### STATED GOAL
Locate each line below that includes "been" and reproduce it.

——

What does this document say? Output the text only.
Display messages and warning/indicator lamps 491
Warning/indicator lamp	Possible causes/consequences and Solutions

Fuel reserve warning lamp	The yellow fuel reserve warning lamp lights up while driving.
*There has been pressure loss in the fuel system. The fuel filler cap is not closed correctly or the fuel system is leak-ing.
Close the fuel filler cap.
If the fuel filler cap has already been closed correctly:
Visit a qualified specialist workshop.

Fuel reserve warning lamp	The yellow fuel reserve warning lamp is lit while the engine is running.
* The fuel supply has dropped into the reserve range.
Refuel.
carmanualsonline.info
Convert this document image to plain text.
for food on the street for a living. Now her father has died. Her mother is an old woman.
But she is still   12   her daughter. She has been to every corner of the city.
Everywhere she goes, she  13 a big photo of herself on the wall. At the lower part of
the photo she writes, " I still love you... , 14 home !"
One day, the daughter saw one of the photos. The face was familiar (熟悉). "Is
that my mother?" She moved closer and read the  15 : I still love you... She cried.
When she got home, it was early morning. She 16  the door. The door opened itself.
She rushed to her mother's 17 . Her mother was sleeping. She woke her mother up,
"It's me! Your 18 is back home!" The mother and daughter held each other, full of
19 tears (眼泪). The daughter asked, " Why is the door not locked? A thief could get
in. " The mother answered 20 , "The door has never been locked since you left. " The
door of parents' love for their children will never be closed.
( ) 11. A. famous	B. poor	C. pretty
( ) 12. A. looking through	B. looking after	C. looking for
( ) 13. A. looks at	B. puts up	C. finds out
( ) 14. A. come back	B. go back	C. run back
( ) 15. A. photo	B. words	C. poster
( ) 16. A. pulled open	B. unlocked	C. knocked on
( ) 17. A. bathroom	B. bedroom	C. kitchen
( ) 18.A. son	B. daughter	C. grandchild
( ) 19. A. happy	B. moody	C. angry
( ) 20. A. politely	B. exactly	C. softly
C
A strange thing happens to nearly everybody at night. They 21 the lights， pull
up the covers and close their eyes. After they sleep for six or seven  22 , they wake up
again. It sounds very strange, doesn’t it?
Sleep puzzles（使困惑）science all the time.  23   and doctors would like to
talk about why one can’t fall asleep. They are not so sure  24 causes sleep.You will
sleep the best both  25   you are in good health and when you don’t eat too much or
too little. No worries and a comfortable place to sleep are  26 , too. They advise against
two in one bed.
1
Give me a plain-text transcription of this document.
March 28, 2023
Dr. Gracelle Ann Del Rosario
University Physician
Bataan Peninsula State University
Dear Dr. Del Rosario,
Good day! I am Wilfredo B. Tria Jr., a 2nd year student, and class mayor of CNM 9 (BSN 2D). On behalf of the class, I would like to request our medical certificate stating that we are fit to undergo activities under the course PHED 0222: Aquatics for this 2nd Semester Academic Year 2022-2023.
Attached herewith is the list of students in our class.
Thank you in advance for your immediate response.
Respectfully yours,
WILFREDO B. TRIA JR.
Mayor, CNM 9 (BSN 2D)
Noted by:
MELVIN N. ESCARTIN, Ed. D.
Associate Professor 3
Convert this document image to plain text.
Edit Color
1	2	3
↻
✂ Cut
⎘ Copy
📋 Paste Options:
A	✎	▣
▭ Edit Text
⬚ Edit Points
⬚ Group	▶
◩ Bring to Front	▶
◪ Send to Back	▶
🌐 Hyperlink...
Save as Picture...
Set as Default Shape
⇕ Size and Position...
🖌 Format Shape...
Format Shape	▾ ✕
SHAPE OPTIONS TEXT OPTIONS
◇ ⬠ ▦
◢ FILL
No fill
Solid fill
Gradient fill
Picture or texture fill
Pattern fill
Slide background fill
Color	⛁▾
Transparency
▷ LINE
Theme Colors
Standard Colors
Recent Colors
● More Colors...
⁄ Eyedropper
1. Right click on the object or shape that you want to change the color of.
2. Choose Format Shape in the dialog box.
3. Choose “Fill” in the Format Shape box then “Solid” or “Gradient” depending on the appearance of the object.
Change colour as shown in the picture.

——

### SOLUTION TO THIS PROBLEM
*There has been pressure loss in the fuel system. The fuel filler cap is not closed correctly or the fuel system is leak-ing.
If the fuel filler cap has already been closed correctly:
But she is still   12   her daughter. She has been to every corner of the city.
in. " The mother answered 20 , "The door has never been locked since you left. " The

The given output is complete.